◆ Aim:
Reproduce every entry exactly as shown.

◆ Input for this task:
+===+

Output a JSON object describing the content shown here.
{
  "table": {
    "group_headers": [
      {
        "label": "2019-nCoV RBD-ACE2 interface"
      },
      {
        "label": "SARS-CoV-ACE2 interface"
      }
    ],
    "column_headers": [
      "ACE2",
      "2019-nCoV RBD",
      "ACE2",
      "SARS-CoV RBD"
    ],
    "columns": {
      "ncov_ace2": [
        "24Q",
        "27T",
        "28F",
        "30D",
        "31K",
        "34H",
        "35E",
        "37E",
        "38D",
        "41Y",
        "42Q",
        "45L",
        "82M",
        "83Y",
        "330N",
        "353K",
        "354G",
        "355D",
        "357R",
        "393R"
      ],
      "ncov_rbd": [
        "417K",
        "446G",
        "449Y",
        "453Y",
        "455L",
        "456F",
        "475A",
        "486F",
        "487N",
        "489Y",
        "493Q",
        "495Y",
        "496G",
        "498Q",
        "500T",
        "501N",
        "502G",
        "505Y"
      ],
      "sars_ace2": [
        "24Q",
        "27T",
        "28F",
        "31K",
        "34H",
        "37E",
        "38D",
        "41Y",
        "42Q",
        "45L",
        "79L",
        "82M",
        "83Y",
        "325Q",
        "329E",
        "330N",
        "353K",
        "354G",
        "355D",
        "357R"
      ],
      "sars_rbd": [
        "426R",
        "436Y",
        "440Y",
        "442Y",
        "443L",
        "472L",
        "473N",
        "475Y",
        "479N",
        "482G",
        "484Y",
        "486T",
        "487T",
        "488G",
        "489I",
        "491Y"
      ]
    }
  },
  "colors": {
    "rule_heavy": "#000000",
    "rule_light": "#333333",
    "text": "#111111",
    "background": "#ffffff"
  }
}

+===+

◆ Expected answer:
Output a JSON object describing the content shown here.
{
  "table": {
    "group_headers": [
      {
        "label": "2019-nCoV RBD-ACE2 interface"
      },
      {
        "label": "SARS-CoV-ACE2 interface"
      }
    ],
    "column_headers": [
      "ACE2",
      "2019-nCoV RBD",
      "ACE2",
      "SARS-CoV RBD"
    ],
    "columns": {
      "ncov_ace2": [
        "24Q",
        "27T",
        "28F",
        "30D",
        "31K",
        "34H",
        "35E",
        "37E",
        "38D",
        "41Y",
        "42Q",
        "45L",
        "82M",
        "83Y",
        "330N",
        "353K",
        "354G",
        "355D",
        "357R",
        "393R"
      ],
      "ncov_rbd": [
        "417K",
        "446G",
        "449Y",
        "453Y",
        "455L",
        "456F",
        "475A",
        "486F",
        "487N",
        "489Y",
        "493Q",
        "495Y",
        "496G",
        "498Q",
        "500T",
        "501N",
        "502G",
        "505Y"
      ],
      "sars_ace2": [
        "24Q",
        "27T",
        "28F",
        "31K",
        "34H",
        "37E",
        "38D",
        "41Y",
        "42Q",
        "45L",
        "79L",
        "82M",
        "83Y",
        "325Q",
        "329E",
        "330N",
        "353K",
        "354G",
        "355D",
        "357R"
      ],
      "sars_rbd": [
        "426R",
        "436Y",
        "440Y",
        "442Y",
        "443L",
        "472L",
        "473N",
        "475Y",
        "479N",
        "482G",
        "484Y",
        "486T",
        "487T",
        "488G",
        "489I",
        "491Y"
      ]
    }
  },
  "colors": {
    "rule_heavy": "#000000",
    "rule_light": "#333333",
    "text": "#111111",
    "background": "#ffffff"
  }
}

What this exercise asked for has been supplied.